**原文节选:**
⁂

HDU-6608 Fansblog【2019 Multi-University Training Contest 3】【威尔逊定理】【逆元】

Fansblog

Time Limit: 2000/2000 MS (Java/Others) Memory Limit: 65536/65536 K (Java/Others)
Total Submission(s): 1978 Accepted Submission(s): 808

Problem Description

Farmer John keeps a website called ‘FansBlog’ .Everyday , there are many people visited this blog.One day, he find the visits has reached P , which is a prime number.He thinks it is a interesting fact.And he remembers that the visits had reached another prime number.He try to find out the largest prime number Q ( Q < P ) ,and get the answer of Q! Module P.But he is too busy to find out the answer. So he ask you for help. ( Q! is the product of all positive integers less than or equal to n: n! = n * (n-1) * (n-2) * (n-3) *… * 3 * 2 * 1 . For example, 4! = 4 * 3 * 2 * 1 = 24 )

⁂

**数据行:**

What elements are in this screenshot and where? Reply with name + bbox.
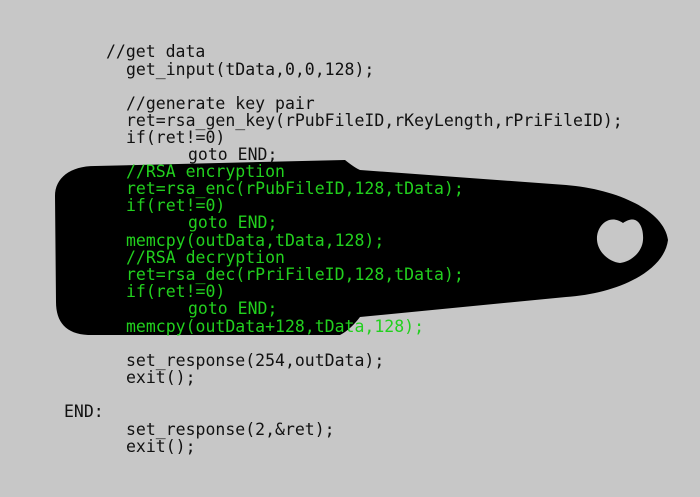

⁂

请接着上面讲 Fansblog 编程题的原文节选，从它最后一句之后往下续写。

**任务回答:**
Input

First line contains an number T(1<=T<=10) indicating the number of testcases.
Then T line follows, each contains a positive prime number P (1e9≤p≤1e14)

Output

For each testcase, output an integer representing the factorial of Q modulo P.

Sample Input

1
1000000007

Sample Output
328400734

Source

HDU-6608

题意

T组样例，每组样例给出一个1e9到1e14范围的素数P，Q小于P，Q是P前一个素数。求Q!%P。

思路

威尔逊定理：判定一个自然数是否为素数的充分必要条件。即：当且仅当p为素数时：( p -1 )! ≡ -1 ( mod p )；
由威尔逊定理可以得到

( P - 1 )! % ( P ) == -1 % P，即( P - 1 )! % P == P - 1
( P - 1 )! == Q ! * ( Q + 1 ) * ( Q + 2 ) * ... * ( P - 1)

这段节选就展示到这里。